-- Start --

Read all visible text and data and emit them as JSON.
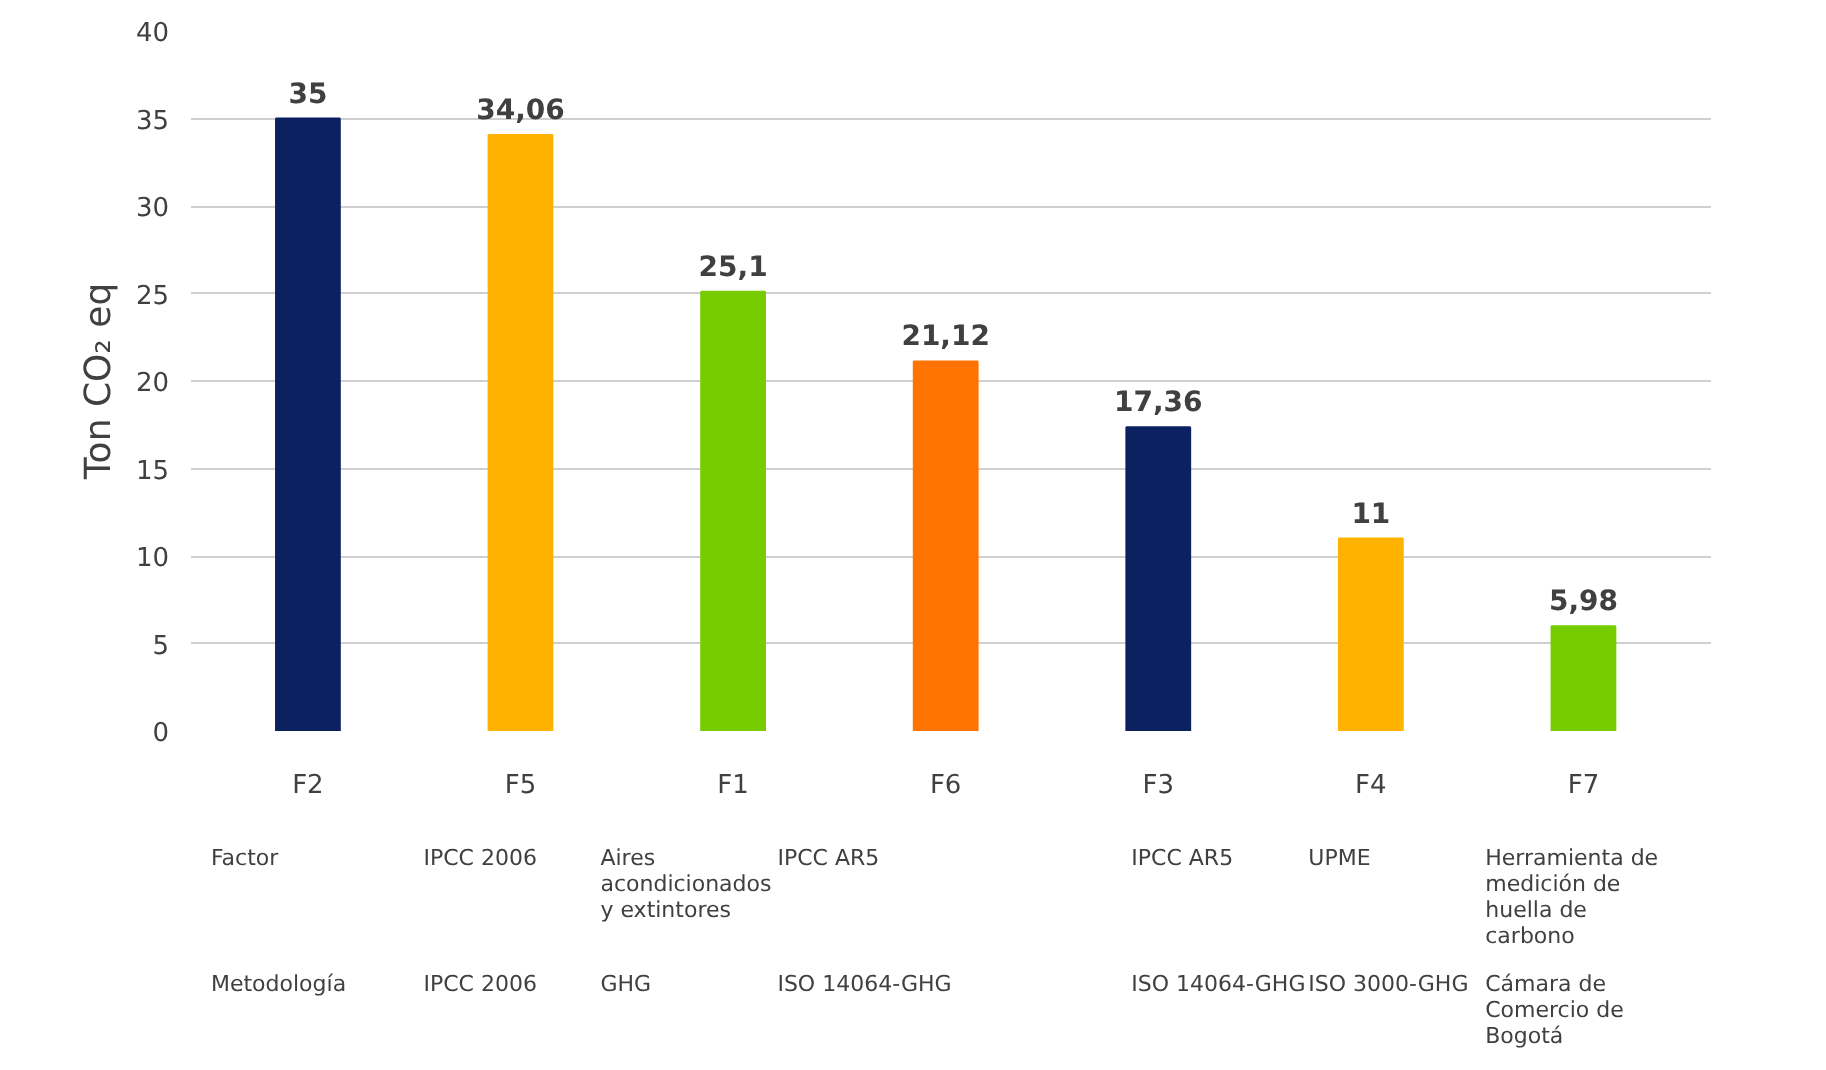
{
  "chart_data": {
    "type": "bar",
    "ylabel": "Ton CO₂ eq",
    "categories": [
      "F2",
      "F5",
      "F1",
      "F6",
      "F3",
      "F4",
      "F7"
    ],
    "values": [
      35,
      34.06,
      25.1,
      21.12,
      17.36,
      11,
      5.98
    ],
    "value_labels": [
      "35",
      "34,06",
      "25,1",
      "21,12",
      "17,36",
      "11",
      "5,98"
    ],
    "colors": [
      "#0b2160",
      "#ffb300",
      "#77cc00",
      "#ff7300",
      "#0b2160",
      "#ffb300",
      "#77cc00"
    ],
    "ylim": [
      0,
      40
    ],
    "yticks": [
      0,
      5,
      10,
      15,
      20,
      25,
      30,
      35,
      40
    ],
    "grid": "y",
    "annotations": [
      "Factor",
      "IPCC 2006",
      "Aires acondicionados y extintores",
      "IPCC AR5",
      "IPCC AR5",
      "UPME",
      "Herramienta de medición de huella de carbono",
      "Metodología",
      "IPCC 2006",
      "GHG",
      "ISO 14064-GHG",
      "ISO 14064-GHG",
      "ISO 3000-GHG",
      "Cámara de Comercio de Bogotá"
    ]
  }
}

-- End --

Problem to work on:
Omitting all images, print the listing exactly.

Written answer:
Read all visible text and data and emit them as JSON.
{
  "chart_data": {
    "type": "bar",
    "ylabel": "Ton CO₂ eq",
    "categories": [
      "F2",
      "F5",
      "F1",
      "F6",
      "F3",
      "F4",
      "F7"
    ],
    "values": [
      35,
      34.06,
      25.1,
      21.12,
      17.36,
      11,
      5.98
    ],
    "value_labels": [
      "35",
      "34,06",
      "25,1",
      "21,12",
      "17,36",
      "11",
      "5,98"
    ],
    "colors": [
      "#0b2160",
      "#ffb300",
      "#77cc00",
      "#ff7300",
      "#0b2160",
      "#ffb300",
      "#77cc00"
    ],
    "ylim": [
      0,
      40
    ],
    "yticks": [
      0,
      5,
      10,
      15,
      20,
      25,
      30,
      35,
      40
    ],
    "grid": "y",
    "annotations": [
      "Factor",
      "IPCC 2006",
      "Aires acondicionados y extintores",
      "IPCC AR5",
      "IPCC AR5",
      "UPME",
      "Herramienta de medición de huella de carbono",
      "Metodología",
      "IPCC 2006",
      "GHG",
      "ISO 14064-GHG",
      "ISO 14064-GHG",
      "ISO 3000-GHG",
      "Cámara de Comercio de Bogotá"
    ]
  }
}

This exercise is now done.